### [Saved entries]

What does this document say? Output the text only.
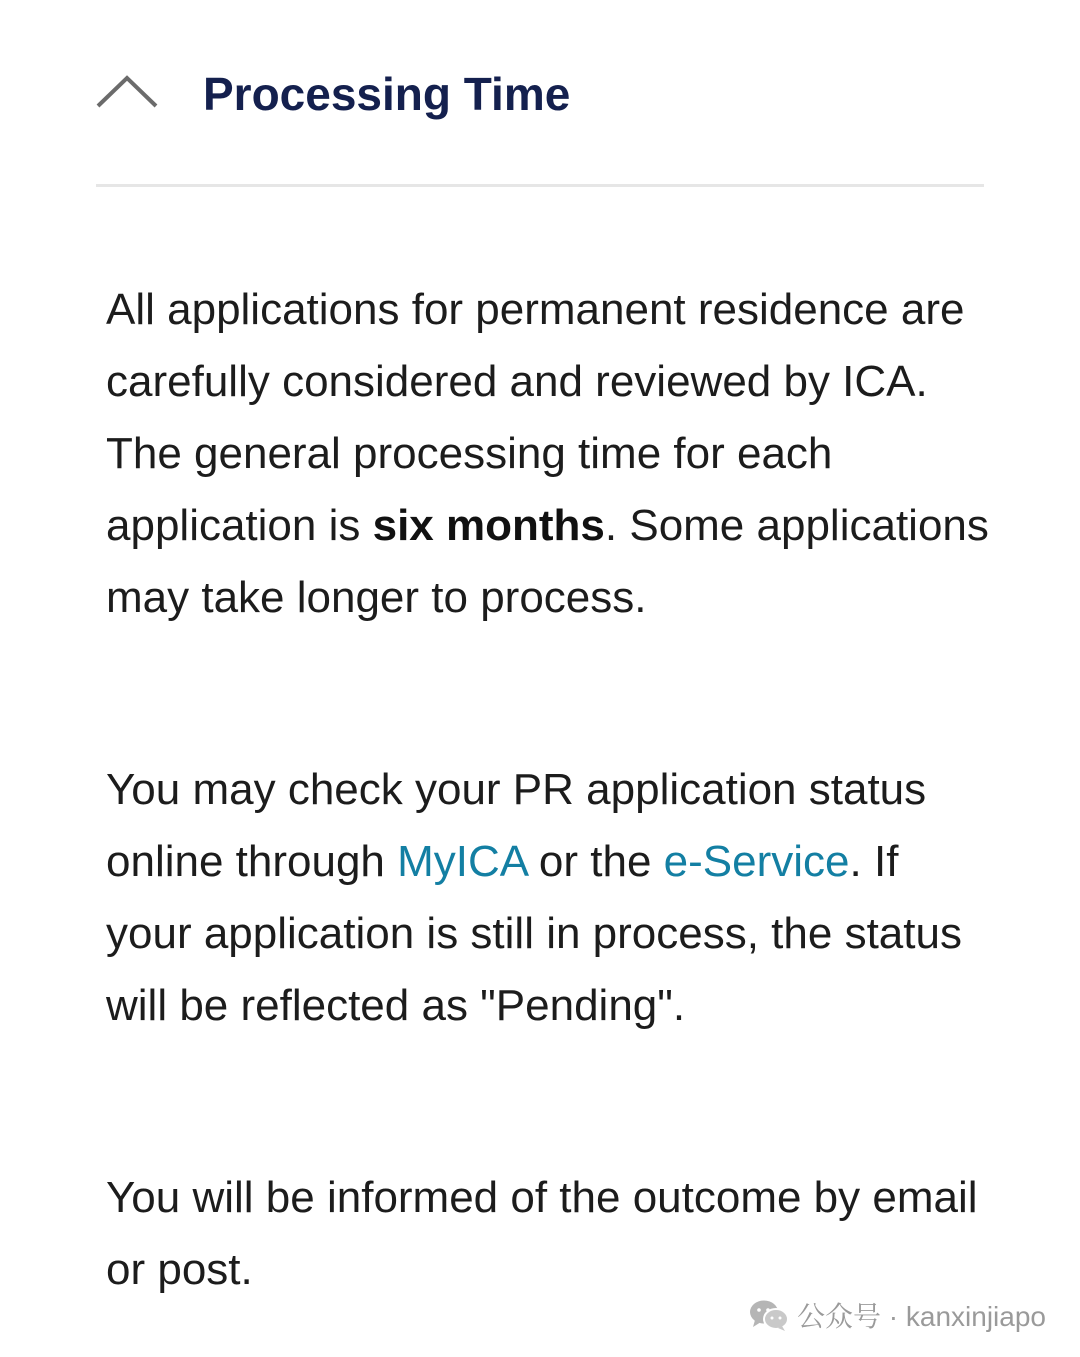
Processing Time

All applications for permanent residence are carefully considered and reviewed by ICA. The general processing time for each application is six months. Some applications may take longer to process.

You may check your PR application status online through MyICA or the e-Service. If your application is still in process, the status will be reflected as "Pending".

You will be informed of the outcome by email or post.

公众号 · kanxinjiapo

### [Problem details]
Are you able to set down all the lines above exactly, without any pictures?

### [The response]
What does this document say? Output the text only.
Processing Time

All applications for permanent residence are carefully considered and reviewed by ICA. The general processing time for each application is six months. Some applications may take longer to process.

You may check your PR application status online through MyICA or the e-Service. If your application is still in process, the status will be reflected as "Pending".

You will be informed of the outcome by email or post.

公众号 · kanxinjiapo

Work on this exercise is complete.